Excerpt from a dataset
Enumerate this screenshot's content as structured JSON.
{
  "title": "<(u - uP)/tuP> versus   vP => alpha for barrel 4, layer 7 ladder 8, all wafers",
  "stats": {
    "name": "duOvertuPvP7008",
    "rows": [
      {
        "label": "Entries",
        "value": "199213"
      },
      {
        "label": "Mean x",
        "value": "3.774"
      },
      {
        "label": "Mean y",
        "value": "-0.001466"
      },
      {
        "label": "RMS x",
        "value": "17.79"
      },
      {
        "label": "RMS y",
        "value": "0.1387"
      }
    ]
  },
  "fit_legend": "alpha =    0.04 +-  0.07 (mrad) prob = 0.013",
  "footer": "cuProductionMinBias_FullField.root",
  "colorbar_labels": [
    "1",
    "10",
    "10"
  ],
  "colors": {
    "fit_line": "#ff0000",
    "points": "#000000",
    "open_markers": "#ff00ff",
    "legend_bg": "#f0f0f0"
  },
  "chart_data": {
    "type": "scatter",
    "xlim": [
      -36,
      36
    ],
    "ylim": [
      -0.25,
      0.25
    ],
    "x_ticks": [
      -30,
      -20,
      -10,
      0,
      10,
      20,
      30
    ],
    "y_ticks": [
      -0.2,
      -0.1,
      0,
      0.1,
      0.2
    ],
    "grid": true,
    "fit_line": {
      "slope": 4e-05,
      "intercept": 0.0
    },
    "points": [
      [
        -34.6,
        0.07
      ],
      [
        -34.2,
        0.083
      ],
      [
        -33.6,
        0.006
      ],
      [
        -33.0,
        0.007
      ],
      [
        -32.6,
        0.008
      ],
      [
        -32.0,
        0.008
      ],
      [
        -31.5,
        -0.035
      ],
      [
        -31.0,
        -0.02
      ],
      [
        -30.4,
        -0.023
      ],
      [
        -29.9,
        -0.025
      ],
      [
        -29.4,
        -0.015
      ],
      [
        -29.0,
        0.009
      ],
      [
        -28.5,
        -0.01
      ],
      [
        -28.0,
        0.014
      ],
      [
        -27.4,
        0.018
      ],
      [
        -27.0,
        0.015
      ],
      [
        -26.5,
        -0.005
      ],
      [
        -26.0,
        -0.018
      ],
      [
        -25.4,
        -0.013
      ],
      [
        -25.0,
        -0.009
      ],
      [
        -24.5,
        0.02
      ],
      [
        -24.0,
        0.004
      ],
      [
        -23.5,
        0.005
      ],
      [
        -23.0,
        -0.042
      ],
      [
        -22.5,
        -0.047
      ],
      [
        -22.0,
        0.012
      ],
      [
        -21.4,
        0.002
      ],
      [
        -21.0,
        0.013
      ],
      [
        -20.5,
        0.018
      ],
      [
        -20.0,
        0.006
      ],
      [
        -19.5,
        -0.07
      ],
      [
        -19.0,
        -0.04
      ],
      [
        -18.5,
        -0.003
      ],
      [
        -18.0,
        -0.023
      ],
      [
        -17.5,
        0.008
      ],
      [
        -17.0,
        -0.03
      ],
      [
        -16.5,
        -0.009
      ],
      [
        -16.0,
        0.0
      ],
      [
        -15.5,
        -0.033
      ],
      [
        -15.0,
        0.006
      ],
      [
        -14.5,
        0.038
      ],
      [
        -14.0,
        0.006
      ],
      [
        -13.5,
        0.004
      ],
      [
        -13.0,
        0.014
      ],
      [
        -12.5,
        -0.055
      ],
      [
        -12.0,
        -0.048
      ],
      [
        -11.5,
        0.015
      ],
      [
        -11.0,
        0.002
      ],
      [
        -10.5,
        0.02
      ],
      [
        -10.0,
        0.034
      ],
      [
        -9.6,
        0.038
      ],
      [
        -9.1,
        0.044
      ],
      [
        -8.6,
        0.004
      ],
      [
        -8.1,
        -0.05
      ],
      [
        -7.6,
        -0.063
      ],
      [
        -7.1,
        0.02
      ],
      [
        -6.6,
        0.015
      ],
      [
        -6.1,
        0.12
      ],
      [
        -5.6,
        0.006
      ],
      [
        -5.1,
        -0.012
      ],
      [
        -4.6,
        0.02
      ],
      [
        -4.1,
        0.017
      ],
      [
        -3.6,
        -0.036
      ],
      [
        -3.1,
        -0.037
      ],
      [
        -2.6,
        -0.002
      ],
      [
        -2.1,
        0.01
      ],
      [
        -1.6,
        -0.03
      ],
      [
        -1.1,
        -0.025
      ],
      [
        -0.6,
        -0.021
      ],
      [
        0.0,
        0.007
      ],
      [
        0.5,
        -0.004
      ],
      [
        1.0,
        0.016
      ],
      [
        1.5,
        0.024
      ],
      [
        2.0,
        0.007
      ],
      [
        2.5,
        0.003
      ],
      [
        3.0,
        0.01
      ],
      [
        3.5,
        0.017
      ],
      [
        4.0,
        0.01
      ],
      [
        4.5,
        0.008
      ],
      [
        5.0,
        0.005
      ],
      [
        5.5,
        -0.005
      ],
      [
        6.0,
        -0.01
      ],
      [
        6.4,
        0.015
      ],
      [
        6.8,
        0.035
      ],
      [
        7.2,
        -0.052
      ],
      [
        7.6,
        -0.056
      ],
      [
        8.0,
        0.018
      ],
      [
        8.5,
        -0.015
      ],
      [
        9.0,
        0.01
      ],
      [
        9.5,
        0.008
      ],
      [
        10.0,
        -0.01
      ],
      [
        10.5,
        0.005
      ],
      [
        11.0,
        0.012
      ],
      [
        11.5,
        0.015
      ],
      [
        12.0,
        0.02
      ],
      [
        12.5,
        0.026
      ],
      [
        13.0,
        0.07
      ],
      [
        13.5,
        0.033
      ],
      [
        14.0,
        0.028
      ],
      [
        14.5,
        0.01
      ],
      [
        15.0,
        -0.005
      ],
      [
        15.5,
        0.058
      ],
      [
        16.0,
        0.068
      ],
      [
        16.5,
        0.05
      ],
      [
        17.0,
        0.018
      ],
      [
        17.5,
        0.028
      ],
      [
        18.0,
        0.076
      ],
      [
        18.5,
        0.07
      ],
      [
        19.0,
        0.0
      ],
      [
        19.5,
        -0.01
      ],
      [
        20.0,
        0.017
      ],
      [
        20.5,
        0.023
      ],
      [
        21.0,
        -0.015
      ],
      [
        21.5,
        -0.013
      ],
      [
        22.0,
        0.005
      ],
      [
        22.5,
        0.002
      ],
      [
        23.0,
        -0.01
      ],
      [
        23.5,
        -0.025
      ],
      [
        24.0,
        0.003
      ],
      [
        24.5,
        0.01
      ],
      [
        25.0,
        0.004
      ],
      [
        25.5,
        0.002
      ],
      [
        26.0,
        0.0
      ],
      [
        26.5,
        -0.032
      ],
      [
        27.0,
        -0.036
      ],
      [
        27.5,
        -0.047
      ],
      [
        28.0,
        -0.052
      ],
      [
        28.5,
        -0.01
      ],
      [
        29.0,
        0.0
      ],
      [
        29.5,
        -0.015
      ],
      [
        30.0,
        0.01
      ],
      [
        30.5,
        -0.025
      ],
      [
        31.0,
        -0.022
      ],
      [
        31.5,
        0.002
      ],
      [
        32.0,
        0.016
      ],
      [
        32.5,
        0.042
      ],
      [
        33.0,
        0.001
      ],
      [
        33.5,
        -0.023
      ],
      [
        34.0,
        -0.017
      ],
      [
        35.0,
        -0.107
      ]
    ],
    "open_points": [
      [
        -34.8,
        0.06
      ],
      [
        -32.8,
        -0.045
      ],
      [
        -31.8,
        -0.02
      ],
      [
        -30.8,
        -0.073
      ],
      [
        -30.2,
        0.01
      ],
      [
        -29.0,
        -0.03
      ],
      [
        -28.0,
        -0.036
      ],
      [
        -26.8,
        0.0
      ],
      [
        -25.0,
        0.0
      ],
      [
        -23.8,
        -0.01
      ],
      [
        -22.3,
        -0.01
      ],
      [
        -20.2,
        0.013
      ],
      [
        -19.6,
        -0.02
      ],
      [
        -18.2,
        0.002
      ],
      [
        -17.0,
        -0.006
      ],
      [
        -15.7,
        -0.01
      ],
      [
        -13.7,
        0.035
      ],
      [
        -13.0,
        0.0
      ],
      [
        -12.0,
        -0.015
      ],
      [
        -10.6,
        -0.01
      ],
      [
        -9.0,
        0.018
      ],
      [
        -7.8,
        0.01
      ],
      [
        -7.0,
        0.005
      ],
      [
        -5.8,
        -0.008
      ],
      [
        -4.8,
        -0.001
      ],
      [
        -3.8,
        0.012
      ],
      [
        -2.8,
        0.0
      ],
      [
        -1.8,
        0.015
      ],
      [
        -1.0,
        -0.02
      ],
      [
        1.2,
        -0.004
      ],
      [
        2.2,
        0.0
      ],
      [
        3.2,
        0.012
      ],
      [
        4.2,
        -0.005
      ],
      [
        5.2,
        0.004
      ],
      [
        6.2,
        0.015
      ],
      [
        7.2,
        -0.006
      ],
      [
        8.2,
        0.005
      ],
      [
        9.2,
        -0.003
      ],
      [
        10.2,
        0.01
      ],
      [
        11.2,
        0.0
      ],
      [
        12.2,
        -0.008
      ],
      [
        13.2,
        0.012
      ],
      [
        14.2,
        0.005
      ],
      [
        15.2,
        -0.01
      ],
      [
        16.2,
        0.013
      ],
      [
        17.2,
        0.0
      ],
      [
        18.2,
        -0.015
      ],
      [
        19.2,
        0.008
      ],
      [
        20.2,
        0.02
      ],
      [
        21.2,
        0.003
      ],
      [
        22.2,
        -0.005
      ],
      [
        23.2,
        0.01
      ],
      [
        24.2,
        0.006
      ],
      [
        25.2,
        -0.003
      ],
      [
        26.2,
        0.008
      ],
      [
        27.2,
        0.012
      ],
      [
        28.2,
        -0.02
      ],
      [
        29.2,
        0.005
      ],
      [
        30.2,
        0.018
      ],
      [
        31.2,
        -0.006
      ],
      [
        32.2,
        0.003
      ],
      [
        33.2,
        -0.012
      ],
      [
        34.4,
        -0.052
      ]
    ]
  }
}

● **AIM**: Select from the material above each line in which the string "value" appears, and list those lines.

● **WRITTEN RESPONSE**:
        "value": "199213"
        "value": "3.774"
        "value": "-0.001466"
        "value": "17.79"
        "value": "0.1387"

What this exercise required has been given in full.